# Given instruction:
Give back each entry unchanged, minus pictures.
*** Record extracts
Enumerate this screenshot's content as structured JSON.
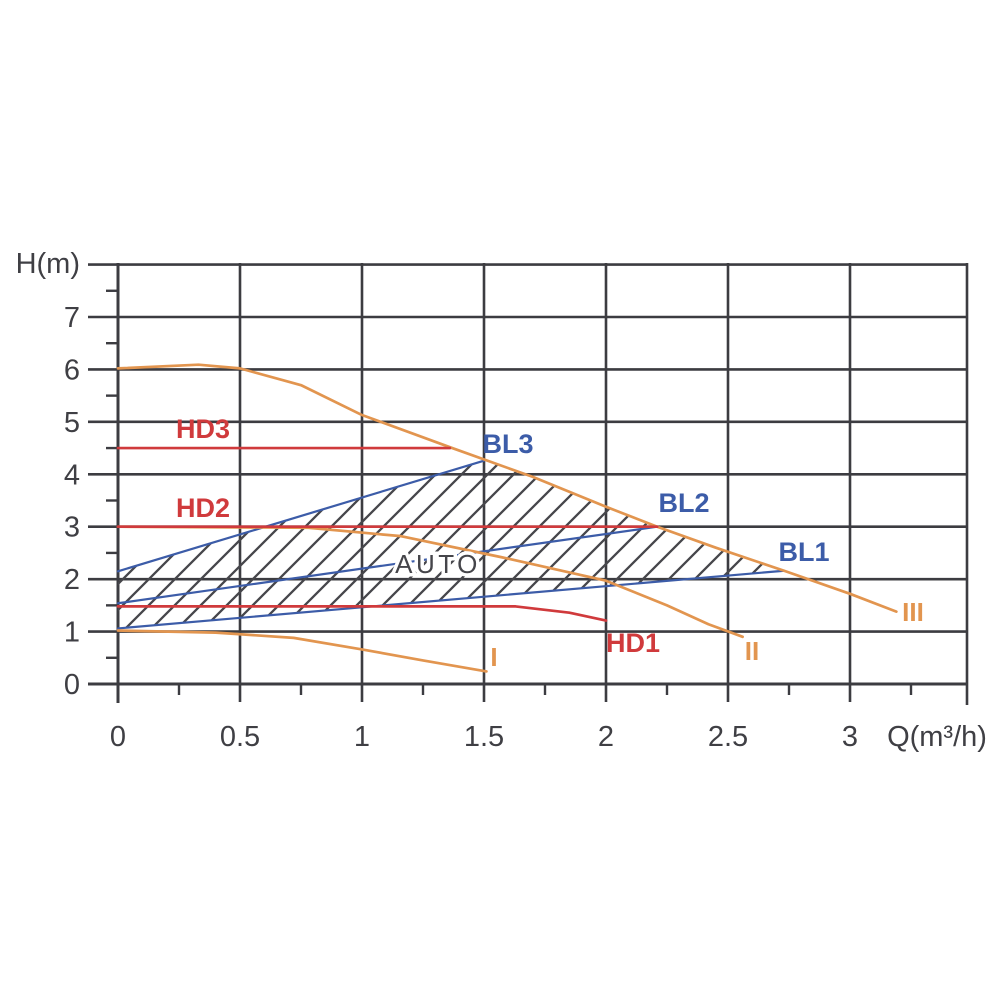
{
  "page": {
    "background": "#ffffff"
  },
  "chart_data": {
    "type": "line",
    "title": "",
    "xlabel": "Q(m³/h)",
    "ylabel": "H(m)",
    "xlim": [
      0,
      3.48
    ],
    "ylim": [
      0,
      8
    ],
    "grid": true,
    "x_major_ticks": [
      0,
      0.5,
      1,
      1.5,
      2,
      2.5,
      3
    ],
    "x_major_tick_labels": [
      "0",
      "0.5",
      "1",
      "1.5",
      "2",
      "2.5",
      "3"
    ],
    "x_minor_ticks": [
      0.25,
      0.75,
      1.25,
      1.75,
      2.25,
      2.75,
      3.25
    ],
    "y_major_ticks": [
      0,
      1,
      2,
      3,
      4,
      5,
      6,
      7,
      8
    ],
    "y_labeled_ticks": [
      0,
      1,
      2,
      3,
      4,
      5,
      6,
      7
    ],
    "y_tick_labels": [
      "0",
      "1",
      "2",
      "3",
      "4",
      "5",
      "6",
      "7"
    ],
    "y_minor_ticks": [
      0.5,
      1.5,
      2.5,
      3.5,
      4.5,
      5.5,
      6.5,
      7.5
    ],
    "colors": {
      "grid": "#3c3c41",
      "axis_text": "#3f3f44",
      "speed_curve_orange": "#e2954f",
      "constant_pressure_red": "#d03a3c",
      "proportional_pressure_blue": "#3c5ca8",
      "hatch": "#46464b",
      "auto_text": "#45454a"
    },
    "series": [
      {
        "id": "bl1",
        "label": "BL1",
        "kind": "proportional-pressure",
        "color": "#3c5ca8",
        "points": [
          [
            0,
            1.06
          ],
          [
            2.73,
            2.16
          ]
        ],
        "label_at": [
          2.81,
          2.52
        ]
      },
      {
        "id": "bl2",
        "label": "BL2",
        "kind": "proportional-pressure",
        "color": "#3c5ca8",
        "points": [
          [
            0,
            1.54
          ],
          [
            2.21,
            3.0
          ]
        ],
        "label_at": [
          2.32,
          3.45
        ]
      },
      {
        "id": "bl3",
        "label": "BL3",
        "kind": "proportional-pressure",
        "color": "#3c5ca8",
        "points": [
          [
            0,
            2.15
          ],
          [
            1.5,
            4.26
          ]
        ],
        "label_at": [
          1.6,
          4.58
        ]
      },
      {
        "id": "speed-1",
        "label": "I",
        "kind": "fixed-speed",
        "color": "#e2954f",
        "points": [
          [
            0,
            1.02
          ],
          [
            0.4,
            0.98
          ],
          [
            0.72,
            0.88
          ],
          [
            1.0,
            0.66
          ],
          [
            1.25,
            0.45
          ],
          [
            1.51,
            0.24
          ]
        ],
        "label_at": [
          1.54,
          0.52
        ]
      },
      {
        "id": "speed-2",
        "label": "II",
        "kind": "fixed-speed",
        "color": "#e2954f",
        "points": [
          [
            0,
            3.0
          ],
          [
            0.78,
            2.98
          ],
          [
            1.16,
            2.82
          ],
          [
            1.57,
            2.42
          ],
          [
            2.0,
            1.97
          ],
          [
            2.25,
            1.5
          ],
          [
            2.42,
            1.14
          ],
          [
            2.56,
            0.9
          ]
        ],
        "label_at": [
          2.6,
          0.63
        ]
      },
      {
        "id": "speed-3",
        "label": "III",
        "kind": "fixed-speed",
        "color": "#e2954f",
        "points": [
          [
            0,
            6.02
          ],
          [
            0.33,
            6.09
          ],
          [
            0.5,
            6.02
          ],
          [
            0.75,
            5.7
          ],
          [
            1.0,
            5.13
          ],
          [
            1.37,
            4.5
          ],
          [
            1.7,
            3.95
          ],
          [
            2.0,
            3.38
          ],
          [
            2.21,
            3.0
          ],
          [
            2.45,
            2.6
          ],
          [
            2.73,
            2.16
          ],
          [
            3.0,
            1.72
          ],
          [
            3.19,
            1.38
          ]
        ],
        "label_at": [
          3.26,
          1.37
        ]
      },
      {
        "id": "hd1",
        "label": "HD1",
        "kind": "constant-pressure",
        "color": "#d03a3c",
        "points": [
          [
            0,
            1.48
          ],
          [
            1.63,
            1.48
          ],
          [
            1.85,
            1.36
          ],
          [
            2.0,
            1.21
          ]
        ],
        "label_at": [
          2.11,
          0.78
        ]
      },
      {
        "id": "hd2",
        "label": "HD2",
        "kind": "constant-pressure",
        "color": "#d03a3c",
        "points": [
          [
            0,
            3.0
          ],
          [
            2.21,
            3.0
          ]
        ],
        "label_at": [
          0.35,
          3.36
        ]
      },
      {
        "id": "hd3",
        "label": "HD3",
        "kind": "constant-pressure",
        "color": "#d03a3c",
        "points": [
          [
            0,
            4.5
          ],
          [
            1.36,
            4.5
          ]
        ],
        "label_at": [
          0.35,
          4.86
        ]
      }
    ],
    "auto_region": {
      "label": "AUTO",
      "label_at": [
        1.31,
        2.29
      ],
      "polygon": [
        [
          0,
          1.06
        ],
        [
          0,
          2.15
        ],
        [
          1.5,
          4.26
        ],
        [
          1.7,
          3.95
        ],
        [
          2.0,
          3.38
        ],
        [
          2.21,
          3.0
        ],
        [
          2.45,
          2.6
        ],
        [
          2.73,
          2.16
        ]
      ]
    }
  }
}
******
# Exercise output:
Enumerate this screenshot's content as structured JSON.
{
  "page": {
    "background": "#ffffff"
  },
  "chart_data": {
    "type": "line",
    "title": "",
    "xlabel": "Q(m³/h)",
    "ylabel": "H(m)",
    "xlim": [
      0,
      3.48
    ],
    "ylim": [
      0,
      8
    ],
    "grid": true,
    "x_major_ticks": [
      0,
      0.5,
      1,
      1.5,
      2,
      2.5,
      3
    ],
    "x_major_tick_labels": [
      "0",
      "0.5",
      "1",
      "1.5",
      "2",
      "2.5",
      "3"
    ],
    "x_minor_ticks": [
      0.25,
      0.75,
      1.25,
      1.75,
      2.25,
      2.75,
      3.25
    ],
    "y_major_ticks": [
      0,
      1,
      2,
      3,
      4,
      5,
      6,
      7,
      8
    ],
    "y_labeled_ticks": [
      0,
      1,
      2,
      3,
      4,
      5,
      6,
      7
    ],
    "y_tick_labels": [
      "0",
      "1",
      "2",
      "3",
      "4",
      "5",
      "6",
      "7"
    ],
    "y_minor_ticks": [
      0.5,
      1.5,
      2.5,
      3.5,
      4.5,
      5.5,
      6.5,
      7.5
    ],
    "colors": {
      "grid": "#3c3c41",
      "axis_text": "#3f3f44",
      "speed_curve_orange": "#e2954f",
      "constant_pressure_red": "#d03a3c",
      "proportional_pressure_blue": "#3c5ca8",
      "hatch": "#46464b",
      "auto_text": "#45454a"
    },
    "series": [
      {
        "id": "bl1",
        "label": "BL1",
        "kind": "proportional-pressure",
        "color": "#3c5ca8",
        "points": [
          [
            0,
            1.06
          ],
          [
            2.73,
            2.16
          ]
        ],
        "label_at": [
          2.81,
          2.52
        ]
      },
      {
        "id": "bl2",
        "label": "BL2",
        "kind": "proportional-pressure",
        "color": "#3c5ca8",
        "points": [
          [
            0,
            1.54
          ],
          [
            2.21,
            3.0
          ]
        ],
        "label_at": [
          2.32,
          3.45
        ]
      },
      {
        "id": "bl3",
        "label": "BL3",
        "kind": "proportional-pressure",
        "color": "#3c5ca8",
        "points": [
          [
            0,
            2.15
          ],
          [
            1.5,
            4.26
          ]
        ],
        "label_at": [
          1.6,
          4.58
        ]
      },
      {
        "id": "speed-1",
        "label": "I",
        "kind": "fixed-speed",
        "color": "#e2954f",
        "points": [
          [
            0,
            1.02
          ],
          [
            0.4,
            0.98
          ],
          [
            0.72,
            0.88
          ],
          [
            1.0,
            0.66
          ],
          [
            1.25,
            0.45
          ],
          [
            1.51,
            0.24
          ]
        ],
        "label_at": [
          1.54,
          0.52
        ]
      },
      {
        "id": "speed-2",
        "label": "II",
        "kind": "fixed-speed",
        "color": "#e2954f",
        "points": [
          [
            0,
            3.0
          ],
          [
            0.78,
            2.98
          ],
          [
            1.16,
            2.82
          ],
          [
            1.57,
            2.42
          ],
          [
            2.0,
            1.97
          ],
          [
            2.25,
            1.5
          ],
          [
            2.42,
            1.14
          ],
          [
            2.56,
            0.9
          ]
        ],
        "label_at": [
          2.6,
          0.63
        ]
      },
      {
        "id": "speed-3",
        "label": "III",
        "kind": "fixed-speed",
        "color": "#e2954f",
        "points": [
          [
            0,
            6.02
          ],
          [
            0.33,
            6.09
          ],
          [
            0.5,
            6.02
          ],
          [
            0.75,
            5.7
          ],
          [
            1.0,
            5.13
          ],
          [
            1.37,
            4.5
          ],
          [
            1.7,
            3.95
          ],
          [
            2.0,
            3.38
          ],
          [
            2.21,
            3.0
          ],
          [
            2.45,
            2.6
          ],
          [
            2.73,
            2.16
          ],
          [
            3.0,
            1.72
          ],
          [
            3.19,
            1.38
          ]
        ],
        "label_at": [
          3.26,
          1.37
        ]
      },
      {
        "id": "hd1",
        "label": "HD1",
        "kind": "constant-pressure",
        "color": "#d03a3c",
        "points": [
          [
            0,
            1.48
          ],
          [
            1.63,
            1.48
          ],
          [
            1.85,
            1.36
          ],
          [
            2.0,
            1.21
          ]
        ],
        "label_at": [
          2.11,
          0.78
        ]
      },
      {
        "id": "hd2",
        "label": "HD2",
        "kind": "constant-pressure",
        "color": "#d03a3c",
        "points": [
          [
            0,
            3.0
          ],
          [
            2.21,
            3.0
          ]
        ],
        "label_at": [
          0.35,
          3.36
        ]
      },
      {
        "id": "hd3",
        "label": "HD3",
        "kind": "constant-pressure",
        "color": "#d03a3c",
        "points": [
          [
            0,
            4.5
          ],
          [
            1.36,
            4.5
          ]
        ],
        "label_at": [
          0.35,
          4.86
        ]
      }
    ],
    "auto_region": {
      "label": "AUTO",
      "label_at": [
        1.31,
        2.29
      ],
      "polygon": [
        [
          0,
          1.06
        ],
        [
          0,
          2.15
        ],
        [
          1.5,
          4.26
        ],
        [
          1.7,
          3.95
        ],
        [
          2.0,
          3.38
        ],
        [
          2.21,
          3.0
        ],
        [
          2.45,
          2.6
        ],
        [
          2.73,
          2.16
        ]
      ]
    }
  }
}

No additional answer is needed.